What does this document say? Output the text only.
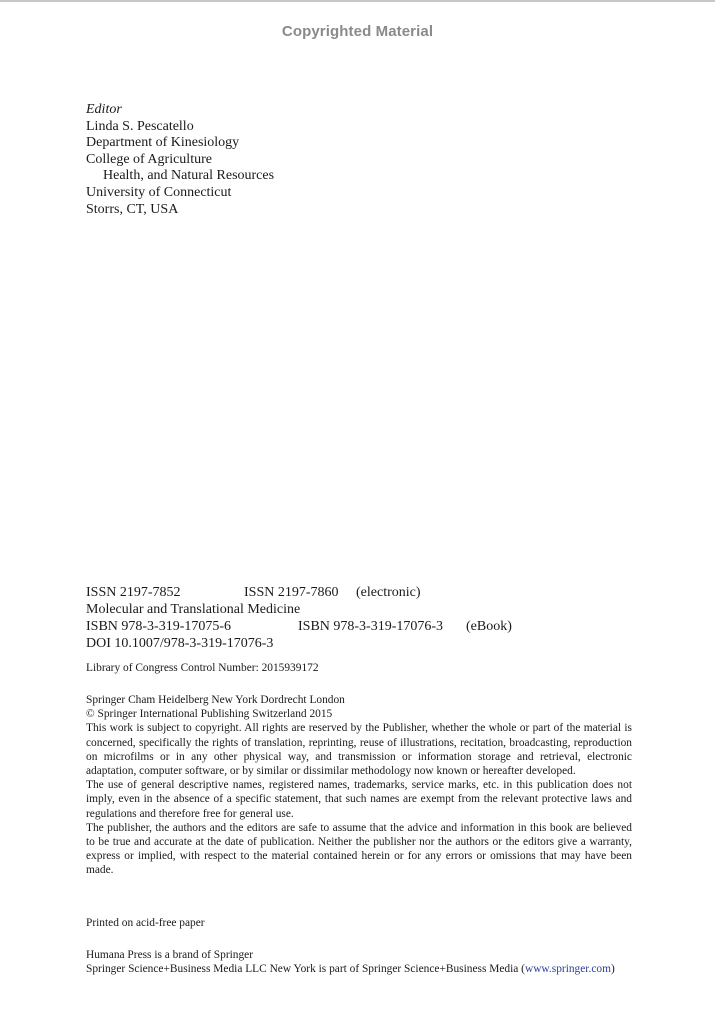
Copyrighted Material
Editor
Linda S. Pescatello
Department of Kinesiology
College of Agriculture
Health, and Natural Resources
University of Connecticut
Storrs, CT, USA
ISSN 2197-7852	ISSN 2197-7860 (electronic)
Molecular and Translational Medicine
ISBN 978-3-319-17075-6	ISBN 978-3-319-17076-3 (eBook)
DOI 10.1007/978-3-319-17076-3
Library of Congress Control Number: 2015939172

Springer Cham Heidelberg New York Dordrecht London

© Springer International Publishing Switzerland 2015

This work is subject to copyright. All rights are reserved by the Publisher, whether the whole or part of the material is concerned, specifically the rights of translation, reprinting, reuse of illustrations, recitation, broadcasting, reproduction on microfilms or in any other physical way, and transmission or information storage and retrieval, electronic adaptation, computer software, or by similar or dissimilar methodology now known or hereafter developed.

The use of general descriptive names, registered names, trademarks, service marks, etc. in this publication does not imply, even in the absence of a specific statement, that such names are exempt from the relevant protective laws and regulations and therefore free for general use.

The publisher, the authors and the editors are safe to assume that the advice and information in this book are believed to be true and accurate at the date of publication. Neither the publisher nor the authors or the editors give a warranty, express or implied, with respect to the material contained herein or for any errors or omissions that may have been made.

Printed on acid-free paper

Humana Press is a brand of Springer

Springer Science+Business Media LLC New York is part of Springer Science+Business Media (www.springer.com)
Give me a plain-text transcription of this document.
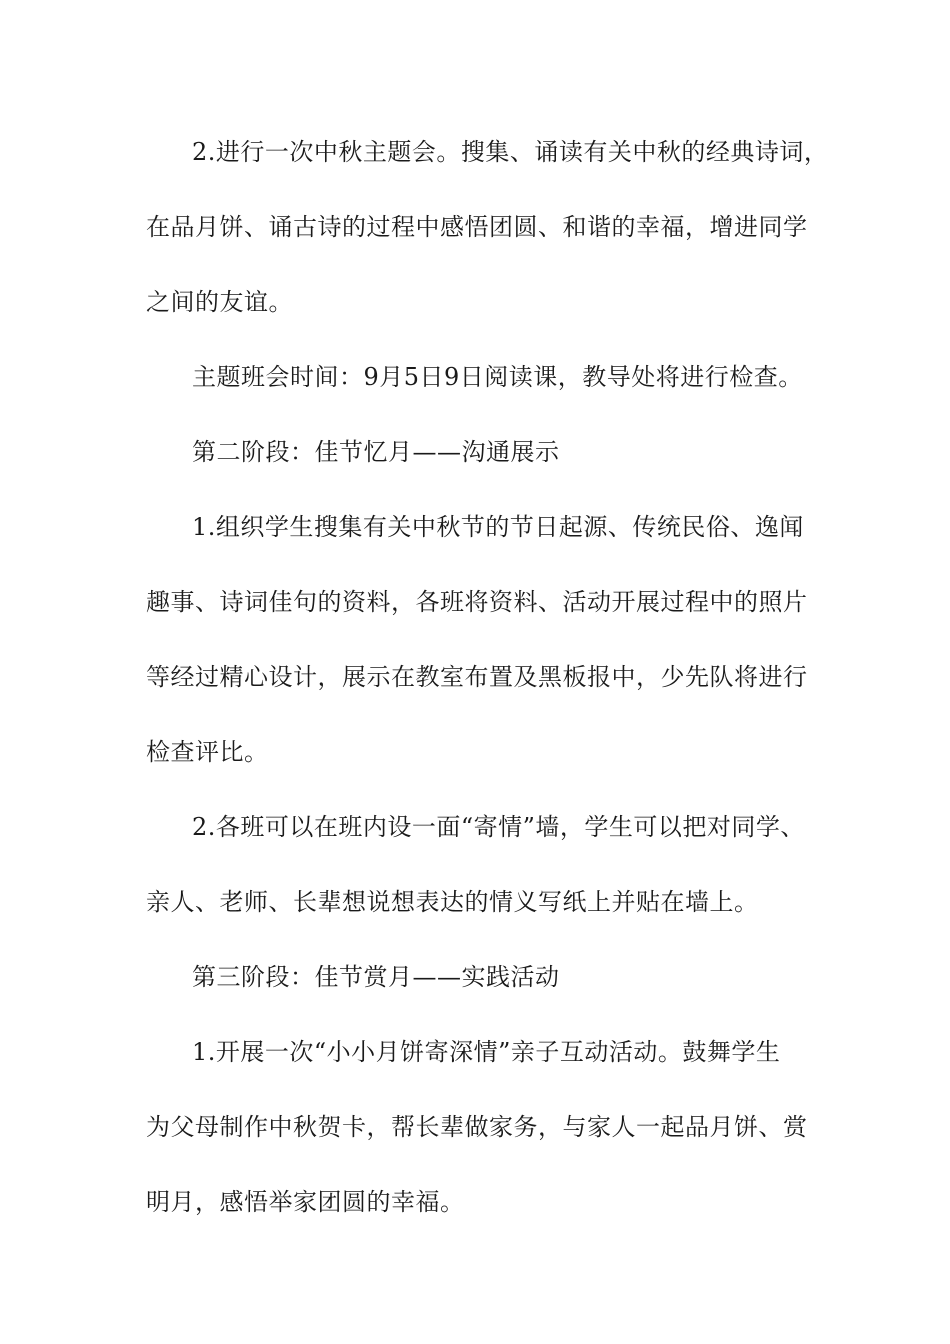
2.进行一次中秋主题会。搜集、诵读有关中秋的经典诗词，
在品月饼、诵古诗的过程中感悟团圆、和谐的幸福，增进同学
之间的友谊。
主题班会时间：9月5日9日阅读课，教导处将进行检查。
第二阶段：佳节忆月——沟通展示
1.组织学生搜集有关中秋节的节日起源、传统民俗、逸闻
趣事、诗词佳句的资料，各班将资料、活动开展过程中的照片
等经过精心设计，展示在教室布置及黑板报中，少先队将进行
检查评比。
2.各班可以在班内设一面“寄情”墙，学生可以把对同学、
亲人、老师、长辈想说想表达的情义写纸上并贴在墙上。
第三阶段：佳节赏月——实践活动
1.开展一次“小小月饼寄深情”亲子互动活动。鼓舞学生
为父母制作中秋贺卡，帮长辈做家务，与家人一起品月饼、赏
明月，感悟举家团圆的幸福。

========

Reproduce each record from above exactly; pictures do not belong in the copy.

What does this document say? Output the text only.
Copyrighted Material
Editor
Linda S. Pescatello
Department of Kinesiology
College of Agriculture
Health, and Natural Resources
University of Connecticut
Storrs, CT, USA
ISSN 2197-7852	ISSN 2197-7860 (electronic)
Molecular and Translational Medicine
ISBN 978-3-319-17075-6	ISBN 978-3-319-17076-3 (eBook)
DOI 10.1007/978-3-319-17076-3
Library of Congress Control Number: 2015939172

Springer Cham Heidelberg New York Dordrecht London

© Springer International Publishing Switzerland 2015

This work is subject to copyright. All rights are reserved by the Publisher, whether the whole or part of the material is concerned, specifically the rights of translation, reprinting, reuse of illustrations, recitation, broadcasting, reproduction on microfilms or in any other physical way, and transmission or information storage and retrieval, electronic adaptation, computer software, or by similar or dissimilar methodology now known or hereafter developed.

The use of general descriptive names, registered names, trademarks, service marks, etc. in this publication does not imply, even in the absence of a specific statement, that such names are exempt from the relevant protective laws and regulations and therefore free for general use.

The publisher, the authors and the editors are safe to assume that the advice and information in this book are believed to be true and accurate at the date of publication. Neither the publisher nor the authors or the editors give a warranty, express or implied, with respect to the material contained herein or for any errors or omissions that may have been made.

Printed on acid-free paper

Humana Press is a brand of Springer

Springer Science+Business Media LLC New York is part of Springer Science+Business Media (www.springer.com)
Give me a plain-text transcription of this document.
2.进行一次中秋主题会。搜集、诵读有关中秋的经典诗词，
在品月饼、诵古诗的过程中感悟团圆、和谐的幸福，增进同学
之间的友谊。
主题班会时间：9月5日9日阅读课，教导处将进行检查。
第二阶段：佳节忆月——沟通展示
1.组织学生搜集有关中秋节的节日起源、传统民俗、逸闻
趣事、诗词佳句的资料，各班将资料、活动开展过程中的照片
等经过精心设计，展示在教室布置及黑板报中，少先队将进行
检查评比。
2.各班可以在班内设一面“寄情”墙，学生可以把对同学、
亲人、老师、长辈想说想表达的情义写纸上并贴在墙上。
第三阶段：佳节赏月——实践活动
1.开展一次“小小月饼寄深情”亲子互动活动。鼓舞学生
为父母制作中秋贺卡，帮长辈做家务，与家人一起品月饼、赏
明月，感悟举家团圆的幸福。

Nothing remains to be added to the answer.